══ INFORMATION GIVEN

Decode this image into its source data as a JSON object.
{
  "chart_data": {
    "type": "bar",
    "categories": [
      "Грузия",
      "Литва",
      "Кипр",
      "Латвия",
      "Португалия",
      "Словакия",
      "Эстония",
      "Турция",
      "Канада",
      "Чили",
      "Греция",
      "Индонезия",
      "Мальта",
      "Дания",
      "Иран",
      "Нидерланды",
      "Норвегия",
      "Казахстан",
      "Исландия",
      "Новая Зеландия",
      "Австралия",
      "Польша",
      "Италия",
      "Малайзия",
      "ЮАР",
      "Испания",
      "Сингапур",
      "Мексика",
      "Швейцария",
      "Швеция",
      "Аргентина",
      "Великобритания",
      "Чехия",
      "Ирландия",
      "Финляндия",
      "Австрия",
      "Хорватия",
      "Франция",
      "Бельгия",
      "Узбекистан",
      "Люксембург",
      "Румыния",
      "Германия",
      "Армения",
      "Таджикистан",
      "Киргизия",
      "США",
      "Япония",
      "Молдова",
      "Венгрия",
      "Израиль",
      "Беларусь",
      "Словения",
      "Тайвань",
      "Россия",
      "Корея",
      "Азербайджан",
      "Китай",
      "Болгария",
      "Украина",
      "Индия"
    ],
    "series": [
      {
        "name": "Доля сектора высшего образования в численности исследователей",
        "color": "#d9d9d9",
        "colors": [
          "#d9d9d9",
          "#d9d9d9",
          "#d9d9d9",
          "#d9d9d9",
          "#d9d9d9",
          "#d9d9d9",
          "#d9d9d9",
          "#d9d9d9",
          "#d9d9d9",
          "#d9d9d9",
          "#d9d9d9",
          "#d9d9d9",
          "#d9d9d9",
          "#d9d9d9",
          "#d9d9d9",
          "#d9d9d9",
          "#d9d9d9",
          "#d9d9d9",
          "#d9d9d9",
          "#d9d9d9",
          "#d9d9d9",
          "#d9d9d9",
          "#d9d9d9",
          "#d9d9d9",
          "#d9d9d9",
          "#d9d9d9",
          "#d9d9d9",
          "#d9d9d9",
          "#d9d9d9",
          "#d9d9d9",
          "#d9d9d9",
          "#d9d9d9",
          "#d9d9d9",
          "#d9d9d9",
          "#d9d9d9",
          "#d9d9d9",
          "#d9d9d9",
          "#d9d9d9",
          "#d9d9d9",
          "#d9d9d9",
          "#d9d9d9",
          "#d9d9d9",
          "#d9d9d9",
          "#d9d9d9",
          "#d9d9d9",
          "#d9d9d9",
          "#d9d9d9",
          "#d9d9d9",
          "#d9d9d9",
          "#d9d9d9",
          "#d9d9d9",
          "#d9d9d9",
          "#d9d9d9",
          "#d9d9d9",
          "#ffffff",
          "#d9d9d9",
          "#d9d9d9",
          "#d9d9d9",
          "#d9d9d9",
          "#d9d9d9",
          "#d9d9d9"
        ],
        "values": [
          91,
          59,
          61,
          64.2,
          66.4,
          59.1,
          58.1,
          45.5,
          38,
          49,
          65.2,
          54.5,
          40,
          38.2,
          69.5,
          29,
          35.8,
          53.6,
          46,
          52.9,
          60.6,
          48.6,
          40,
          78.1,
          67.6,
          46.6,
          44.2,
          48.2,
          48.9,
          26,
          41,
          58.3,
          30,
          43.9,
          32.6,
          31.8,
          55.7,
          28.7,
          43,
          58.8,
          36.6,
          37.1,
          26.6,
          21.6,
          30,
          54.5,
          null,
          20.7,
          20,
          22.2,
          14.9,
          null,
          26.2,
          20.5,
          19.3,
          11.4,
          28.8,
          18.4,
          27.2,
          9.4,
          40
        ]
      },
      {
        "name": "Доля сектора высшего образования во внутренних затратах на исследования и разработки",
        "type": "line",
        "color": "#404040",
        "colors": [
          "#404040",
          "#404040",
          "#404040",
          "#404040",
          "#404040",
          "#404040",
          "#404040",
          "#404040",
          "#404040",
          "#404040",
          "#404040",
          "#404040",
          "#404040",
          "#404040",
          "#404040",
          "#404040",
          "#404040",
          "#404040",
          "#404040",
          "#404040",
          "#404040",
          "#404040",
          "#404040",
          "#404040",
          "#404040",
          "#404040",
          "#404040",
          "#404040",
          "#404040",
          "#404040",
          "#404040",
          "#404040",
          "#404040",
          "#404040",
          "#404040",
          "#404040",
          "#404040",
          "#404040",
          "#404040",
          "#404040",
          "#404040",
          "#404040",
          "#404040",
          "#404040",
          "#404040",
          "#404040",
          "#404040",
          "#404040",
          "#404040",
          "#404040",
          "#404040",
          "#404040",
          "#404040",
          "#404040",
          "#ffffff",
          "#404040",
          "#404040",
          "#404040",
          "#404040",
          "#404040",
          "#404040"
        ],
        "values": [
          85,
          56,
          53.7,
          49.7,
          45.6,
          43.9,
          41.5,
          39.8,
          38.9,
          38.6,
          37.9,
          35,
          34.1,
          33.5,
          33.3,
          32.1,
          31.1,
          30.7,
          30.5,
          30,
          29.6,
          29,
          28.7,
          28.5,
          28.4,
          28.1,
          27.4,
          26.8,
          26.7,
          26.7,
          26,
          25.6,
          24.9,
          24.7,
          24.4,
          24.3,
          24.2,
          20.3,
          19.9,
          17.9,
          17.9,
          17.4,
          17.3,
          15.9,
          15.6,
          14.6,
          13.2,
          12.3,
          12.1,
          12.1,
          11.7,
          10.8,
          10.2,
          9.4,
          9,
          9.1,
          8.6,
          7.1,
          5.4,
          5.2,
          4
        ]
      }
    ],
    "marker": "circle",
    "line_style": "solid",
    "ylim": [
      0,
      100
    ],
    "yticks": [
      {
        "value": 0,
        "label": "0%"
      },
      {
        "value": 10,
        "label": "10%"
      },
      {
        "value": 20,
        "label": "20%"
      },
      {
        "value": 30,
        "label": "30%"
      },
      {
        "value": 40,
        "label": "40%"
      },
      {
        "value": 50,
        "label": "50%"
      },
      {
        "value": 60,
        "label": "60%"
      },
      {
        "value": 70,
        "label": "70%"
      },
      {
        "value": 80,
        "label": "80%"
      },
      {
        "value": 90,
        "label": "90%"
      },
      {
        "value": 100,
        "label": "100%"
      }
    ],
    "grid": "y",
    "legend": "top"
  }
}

════

WHAT IS REQUIRED → Send back all of the entries exactly, with nothing missing.

WRITTEN RESPONSE →
Decode this image into its source data as a JSON object.
{
  "chart_data": {
    "type": "bar",
    "categories": [
      "Грузия",
      "Литва",
      "Кипр",
      "Латвия",
      "Португалия",
      "Словакия",
      "Эстония",
      "Турция",
      "Канада",
      "Чили",
      "Греция",
      "Индонезия",
      "Мальта",
      "Дания",
      "Иран",
      "Нидерланды",
      "Норвегия",
      "Казахстан",
      "Исландия",
      "Новая Зеландия",
      "Австралия",
      "Польша",
      "Италия",
      "Малайзия",
      "ЮАР",
      "Испания",
      "Сингапур",
      "Мексика",
      "Швейцария",
      "Швеция",
      "Аргентина",
      "Великобритания",
      "Чехия",
      "Ирландия",
      "Финляндия",
      "Австрия",
      "Хорватия",
      "Франция",
      "Бельгия",
      "Узбекистан",
      "Люксембург",
      "Румыния",
      "Германия",
      "Армения",
      "Таджикистан",
      "Киргизия",
      "США",
      "Япония",
      "Молдова",
      "Венгрия",
      "Израиль",
      "Беларусь",
      "Словения",
      "Тайвань",
      "Россия",
      "Корея",
      "Азербайджан",
      "Китай",
      "Болгария",
      "Украина",
      "Индия"
    ],
    "series": [
      {
        "name": "Доля сектора высшего образования в численности исследователей",
        "color": "#d9d9d9",
        "colors": [
          "#d9d9d9",
          "#d9d9d9",
          "#d9d9d9",
          "#d9d9d9",
          "#d9d9d9",
          "#d9d9d9",
          "#d9d9d9",
          "#d9d9d9",
          "#d9d9d9",
          "#d9d9d9",
          "#d9d9d9",
          "#d9d9d9",
          "#d9d9d9",
          "#d9d9d9",
          "#d9d9d9",
          "#d9d9d9",
          "#d9d9d9",
          "#d9d9d9",
          "#d9d9d9",
          "#d9d9d9",
          "#d9d9d9",
          "#d9d9d9",
          "#d9d9d9",
          "#d9d9d9",
          "#d9d9d9",
          "#d9d9d9",
          "#d9d9d9",
          "#d9d9d9",
          "#d9d9d9",
          "#d9d9d9",
          "#d9d9d9",
          "#d9d9d9",
          "#d9d9d9",
          "#d9d9d9",
          "#d9d9d9",
          "#d9d9d9",
          "#d9d9d9",
          "#d9d9d9",
          "#d9d9d9",
          "#d9d9d9",
          "#d9d9d9",
          "#d9d9d9",
          "#d9d9d9",
          "#d9d9d9",
          "#d9d9d9",
          "#d9d9d9",
          "#d9d9d9",
          "#d9d9d9",
          "#d9d9d9",
          "#d9d9d9",
          "#d9d9d9",
          "#d9d9d9",
          "#d9d9d9",
          "#d9d9d9",
          "#ffffff",
          "#d9d9d9",
          "#d9d9d9",
          "#d9d9d9",
          "#d9d9d9",
          "#d9d9d9",
          "#d9d9d9"
        ],
        "values": [
          91,
          59,
          61,
          64.2,
          66.4,
          59.1,
          58.1,
          45.5,
          38,
          49,
          65.2,
          54.5,
          40,
          38.2,
          69.5,
          29,
          35.8,
          53.6,
          46,
          52.9,
          60.6,
          48.6,
          40,
          78.1,
          67.6,
          46.6,
          44.2,
          48.2,
          48.9,
          26,
          41,
          58.3,
          30,
          43.9,
          32.6,
          31.8,
          55.7,
          28.7,
          43,
          58.8,
          36.6,
          37.1,
          26.6,
          21.6,
          30,
          54.5,
          null,
          20.7,
          20,
          22.2,
          14.9,
          null,
          26.2,
          20.5,
          19.3,
          11.4,
          28.8,
          18.4,
          27.2,
          9.4,
          40
        ]
      },
      {
        "name": "Доля сектора высшего образования во внутренних затратах на исследования и разработки",
        "type": "line",
        "color": "#404040",
        "colors": [
          "#404040",
          "#404040",
          "#404040",
          "#404040",
          "#404040",
          "#404040",
          "#404040",
          "#404040",
          "#404040",
          "#404040",
          "#404040",
          "#404040",
          "#404040",
          "#404040",
          "#404040",
          "#404040",
          "#404040",
          "#404040",
          "#404040",
          "#404040",
          "#404040",
          "#404040",
          "#404040",
          "#404040",
          "#404040",
          "#404040",
          "#404040",
          "#404040",
          "#404040",
          "#404040",
          "#404040",
          "#404040",
          "#404040",
          "#404040",
          "#404040",
          "#404040",
          "#404040",
          "#404040",
          "#404040",
          "#404040",
          "#404040",
          "#404040",
          "#404040",
          "#404040",
          "#404040",
          "#404040",
          "#404040",
          "#404040",
          "#404040",
          "#404040",
          "#404040",
          "#404040",
          "#404040",
          "#404040",
          "#ffffff",
          "#404040",
          "#404040",
          "#404040",
          "#404040",
          "#404040",
          "#404040"
        ],
        "values": [
          85,
          56,
          53.7,
          49.7,
          45.6,
          43.9,
          41.5,
          39.8,
          38.9,
          38.6,
          37.9,
          35,
          34.1,
          33.5,
          33.3,
          32.1,
          31.1,
          30.7,
          30.5,
          30,
          29.6,
          29,
          28.7,
          28.5,
          28.4,
          28.1,
          27.4,
          26.8,
          26.7,
          26.7,
          26,
          25.6,
          24.9,
          24.7,
          24.4,
          24.3,
          24.2,
          20.3,
          19.9,
          17.9,
          17.9,
          17.4,
          17.3,
          15.9,
          15.6,
          14.6,
          13.2,
          12.3,
          12.1,
          12.1,
          11.7,
          10.8,
          10.2,
          9.4,
          9,
          9.1,
          8.6,
          7.1,
          5.4,
          5.2,
          4
        ]
      }
    ],
    "marker": "circle",
    "line_style": "solid",
    "ylim": [
      0,
      100
    ],
    "yticks": [
      {
        "value": 0,
        "label": "0%"
      },
      {
        "value": 10,
        "label": "10%"
      },
      {
        "value": 20,
        "label": "20%"
      },
      {
        "value": 30,
        "label": "30%"
      },
      {
        "value": 40,
        "label": "40%"
      },
      {
        "value": 50,
        "label": "50%"
      },
      {
        "value": 60,
        "label": "60%"
      },
      {
        "value": 70,
        "label": "70%"
      },
      {
        "value": 80,
        "label": "80%"
      },
      {
        "value": 90,
        "label": "90%"
      },
      {
        "value": 100,
        "label": "100%"
      }
    ],
    "grid": "y",
    "legend": "top"
  }
}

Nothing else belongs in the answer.